Short task. Using the data below, copy every line that contains the word "source".

Available data.
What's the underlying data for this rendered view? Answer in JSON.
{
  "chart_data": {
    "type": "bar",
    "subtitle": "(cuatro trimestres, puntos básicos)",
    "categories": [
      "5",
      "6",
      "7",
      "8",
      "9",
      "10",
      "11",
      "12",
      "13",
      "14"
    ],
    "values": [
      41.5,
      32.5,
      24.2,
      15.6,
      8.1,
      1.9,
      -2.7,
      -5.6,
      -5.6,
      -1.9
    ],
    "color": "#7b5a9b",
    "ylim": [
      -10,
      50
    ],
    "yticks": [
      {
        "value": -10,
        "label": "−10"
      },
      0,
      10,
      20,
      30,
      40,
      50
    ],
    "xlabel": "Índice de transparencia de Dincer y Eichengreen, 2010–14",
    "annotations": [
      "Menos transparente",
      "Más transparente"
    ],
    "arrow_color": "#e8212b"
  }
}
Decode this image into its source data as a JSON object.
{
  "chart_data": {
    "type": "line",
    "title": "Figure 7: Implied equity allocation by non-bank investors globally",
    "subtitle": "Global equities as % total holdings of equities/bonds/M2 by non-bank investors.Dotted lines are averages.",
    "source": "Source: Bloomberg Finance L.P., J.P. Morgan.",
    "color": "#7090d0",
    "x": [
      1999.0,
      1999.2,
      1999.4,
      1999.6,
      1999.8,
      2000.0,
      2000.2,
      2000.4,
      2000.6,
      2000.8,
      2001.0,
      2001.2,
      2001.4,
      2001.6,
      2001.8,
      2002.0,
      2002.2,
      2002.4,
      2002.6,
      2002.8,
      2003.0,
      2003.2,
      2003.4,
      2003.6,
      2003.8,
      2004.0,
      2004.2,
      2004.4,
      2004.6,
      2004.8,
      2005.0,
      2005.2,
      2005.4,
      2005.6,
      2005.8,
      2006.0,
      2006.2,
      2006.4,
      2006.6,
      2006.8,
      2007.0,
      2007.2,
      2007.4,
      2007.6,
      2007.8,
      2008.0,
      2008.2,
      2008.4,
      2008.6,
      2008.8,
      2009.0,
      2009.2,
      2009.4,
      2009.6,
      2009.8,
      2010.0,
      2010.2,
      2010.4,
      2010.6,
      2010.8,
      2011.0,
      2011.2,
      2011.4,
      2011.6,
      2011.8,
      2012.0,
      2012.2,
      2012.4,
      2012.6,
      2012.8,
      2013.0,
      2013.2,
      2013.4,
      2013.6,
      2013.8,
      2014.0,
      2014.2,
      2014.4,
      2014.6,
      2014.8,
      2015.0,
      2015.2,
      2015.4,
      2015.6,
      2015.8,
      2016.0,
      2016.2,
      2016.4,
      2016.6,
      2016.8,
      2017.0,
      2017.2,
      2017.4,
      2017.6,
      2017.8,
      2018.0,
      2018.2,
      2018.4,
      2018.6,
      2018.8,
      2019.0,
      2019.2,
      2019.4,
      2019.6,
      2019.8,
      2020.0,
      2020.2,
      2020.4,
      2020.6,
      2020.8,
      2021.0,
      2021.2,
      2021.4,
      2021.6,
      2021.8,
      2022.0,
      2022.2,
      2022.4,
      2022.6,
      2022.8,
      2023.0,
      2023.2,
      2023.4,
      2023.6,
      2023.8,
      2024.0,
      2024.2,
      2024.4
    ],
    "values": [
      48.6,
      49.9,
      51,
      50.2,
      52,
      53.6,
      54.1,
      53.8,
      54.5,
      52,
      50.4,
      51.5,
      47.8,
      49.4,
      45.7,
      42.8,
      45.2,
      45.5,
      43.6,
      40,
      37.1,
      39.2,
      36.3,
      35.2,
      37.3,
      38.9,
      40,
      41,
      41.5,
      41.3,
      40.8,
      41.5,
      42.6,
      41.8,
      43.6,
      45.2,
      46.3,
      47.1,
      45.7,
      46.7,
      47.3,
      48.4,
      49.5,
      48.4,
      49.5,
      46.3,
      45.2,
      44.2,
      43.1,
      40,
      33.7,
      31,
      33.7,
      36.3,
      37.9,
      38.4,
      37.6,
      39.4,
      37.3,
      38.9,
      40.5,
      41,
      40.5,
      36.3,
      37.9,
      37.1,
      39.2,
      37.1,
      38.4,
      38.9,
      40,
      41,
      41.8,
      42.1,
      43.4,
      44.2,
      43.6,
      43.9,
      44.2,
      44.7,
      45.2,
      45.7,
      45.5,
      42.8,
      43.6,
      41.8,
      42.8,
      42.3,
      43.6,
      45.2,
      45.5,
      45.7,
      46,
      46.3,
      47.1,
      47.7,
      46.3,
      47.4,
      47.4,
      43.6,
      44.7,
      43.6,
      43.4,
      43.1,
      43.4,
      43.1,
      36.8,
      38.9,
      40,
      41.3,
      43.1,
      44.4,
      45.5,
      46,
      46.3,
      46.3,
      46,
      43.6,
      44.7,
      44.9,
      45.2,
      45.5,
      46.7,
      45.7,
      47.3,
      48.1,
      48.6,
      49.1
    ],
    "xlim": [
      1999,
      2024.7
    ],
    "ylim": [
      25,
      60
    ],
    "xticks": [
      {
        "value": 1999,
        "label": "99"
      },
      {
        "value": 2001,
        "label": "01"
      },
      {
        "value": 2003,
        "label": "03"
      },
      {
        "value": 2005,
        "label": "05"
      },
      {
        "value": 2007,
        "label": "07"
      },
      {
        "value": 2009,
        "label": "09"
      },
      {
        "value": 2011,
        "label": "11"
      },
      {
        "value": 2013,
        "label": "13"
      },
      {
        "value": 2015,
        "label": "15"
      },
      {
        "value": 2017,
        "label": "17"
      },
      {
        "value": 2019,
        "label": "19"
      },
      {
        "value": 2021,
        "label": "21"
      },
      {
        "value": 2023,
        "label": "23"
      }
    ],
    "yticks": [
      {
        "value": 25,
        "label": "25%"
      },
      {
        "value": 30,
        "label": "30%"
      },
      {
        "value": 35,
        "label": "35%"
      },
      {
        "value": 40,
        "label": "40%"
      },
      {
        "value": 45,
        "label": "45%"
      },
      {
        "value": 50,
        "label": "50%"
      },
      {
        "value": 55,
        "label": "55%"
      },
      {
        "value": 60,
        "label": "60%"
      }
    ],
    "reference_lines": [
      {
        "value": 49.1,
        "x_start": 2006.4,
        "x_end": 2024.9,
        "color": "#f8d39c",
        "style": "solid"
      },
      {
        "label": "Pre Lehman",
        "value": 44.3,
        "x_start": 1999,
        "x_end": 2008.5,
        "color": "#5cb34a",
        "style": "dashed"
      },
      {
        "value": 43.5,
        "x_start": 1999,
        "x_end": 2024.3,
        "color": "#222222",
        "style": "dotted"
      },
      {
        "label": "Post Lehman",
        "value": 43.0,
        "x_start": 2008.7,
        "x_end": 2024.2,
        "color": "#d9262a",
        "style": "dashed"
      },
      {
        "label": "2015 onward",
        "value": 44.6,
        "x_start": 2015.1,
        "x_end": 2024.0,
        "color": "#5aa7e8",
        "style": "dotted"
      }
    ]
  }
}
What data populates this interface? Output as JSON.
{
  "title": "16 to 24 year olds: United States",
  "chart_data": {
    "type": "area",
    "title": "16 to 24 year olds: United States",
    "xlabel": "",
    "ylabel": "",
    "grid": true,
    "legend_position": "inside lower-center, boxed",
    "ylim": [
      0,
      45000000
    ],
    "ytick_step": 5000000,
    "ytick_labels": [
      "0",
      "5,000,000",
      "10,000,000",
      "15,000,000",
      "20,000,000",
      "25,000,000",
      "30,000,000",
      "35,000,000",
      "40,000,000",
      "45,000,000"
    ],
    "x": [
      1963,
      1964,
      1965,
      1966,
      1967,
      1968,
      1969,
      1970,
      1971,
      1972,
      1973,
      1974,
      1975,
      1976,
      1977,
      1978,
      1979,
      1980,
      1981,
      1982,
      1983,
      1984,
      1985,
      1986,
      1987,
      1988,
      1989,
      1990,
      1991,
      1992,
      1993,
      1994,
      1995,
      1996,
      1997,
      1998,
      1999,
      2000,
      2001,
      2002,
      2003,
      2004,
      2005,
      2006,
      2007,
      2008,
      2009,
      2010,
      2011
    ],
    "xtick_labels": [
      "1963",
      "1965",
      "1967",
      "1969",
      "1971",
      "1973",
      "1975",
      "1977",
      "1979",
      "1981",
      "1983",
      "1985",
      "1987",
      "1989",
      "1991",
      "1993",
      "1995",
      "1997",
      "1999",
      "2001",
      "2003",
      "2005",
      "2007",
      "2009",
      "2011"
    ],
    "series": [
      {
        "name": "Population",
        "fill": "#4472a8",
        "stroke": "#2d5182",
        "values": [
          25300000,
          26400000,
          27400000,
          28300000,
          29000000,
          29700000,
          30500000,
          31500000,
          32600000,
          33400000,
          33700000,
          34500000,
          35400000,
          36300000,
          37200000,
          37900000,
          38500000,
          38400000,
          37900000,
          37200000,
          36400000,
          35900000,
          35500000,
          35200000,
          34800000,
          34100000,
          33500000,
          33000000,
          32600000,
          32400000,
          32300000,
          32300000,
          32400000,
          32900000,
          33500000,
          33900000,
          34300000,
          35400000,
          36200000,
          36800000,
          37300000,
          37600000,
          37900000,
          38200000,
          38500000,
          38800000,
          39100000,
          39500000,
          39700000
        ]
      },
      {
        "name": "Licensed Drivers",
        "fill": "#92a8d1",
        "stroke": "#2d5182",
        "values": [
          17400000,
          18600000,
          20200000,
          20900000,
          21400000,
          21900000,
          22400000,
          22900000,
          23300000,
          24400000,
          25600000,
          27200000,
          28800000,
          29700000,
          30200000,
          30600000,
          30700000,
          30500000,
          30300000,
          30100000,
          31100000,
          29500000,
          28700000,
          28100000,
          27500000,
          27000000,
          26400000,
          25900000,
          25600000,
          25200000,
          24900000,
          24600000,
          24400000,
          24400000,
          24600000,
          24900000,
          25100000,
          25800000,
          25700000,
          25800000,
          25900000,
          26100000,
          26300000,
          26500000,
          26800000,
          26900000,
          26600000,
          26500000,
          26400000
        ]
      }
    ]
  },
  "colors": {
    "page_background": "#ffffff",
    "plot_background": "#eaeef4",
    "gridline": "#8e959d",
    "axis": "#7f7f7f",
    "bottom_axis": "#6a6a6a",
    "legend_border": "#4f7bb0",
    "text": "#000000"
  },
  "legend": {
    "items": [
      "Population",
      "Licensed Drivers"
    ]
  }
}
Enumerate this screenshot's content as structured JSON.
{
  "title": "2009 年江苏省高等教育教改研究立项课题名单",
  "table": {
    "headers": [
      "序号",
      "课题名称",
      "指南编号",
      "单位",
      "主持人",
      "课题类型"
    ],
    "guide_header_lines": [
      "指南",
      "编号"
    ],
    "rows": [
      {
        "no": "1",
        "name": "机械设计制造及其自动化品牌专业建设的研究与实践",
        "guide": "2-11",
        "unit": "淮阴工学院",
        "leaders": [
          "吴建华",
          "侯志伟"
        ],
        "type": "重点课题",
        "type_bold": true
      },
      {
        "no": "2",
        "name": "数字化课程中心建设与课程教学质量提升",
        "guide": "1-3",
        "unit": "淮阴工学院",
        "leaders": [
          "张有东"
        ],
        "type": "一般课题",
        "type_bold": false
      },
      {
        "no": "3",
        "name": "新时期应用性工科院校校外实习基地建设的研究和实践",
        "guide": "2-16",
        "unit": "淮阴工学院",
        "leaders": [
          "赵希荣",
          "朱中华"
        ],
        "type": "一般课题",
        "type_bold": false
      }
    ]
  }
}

Expected answer.
Decode this image into its source data as a JSON object.
    "source": "Source: Bloomberg Finance L.P., J.P. Morgan.",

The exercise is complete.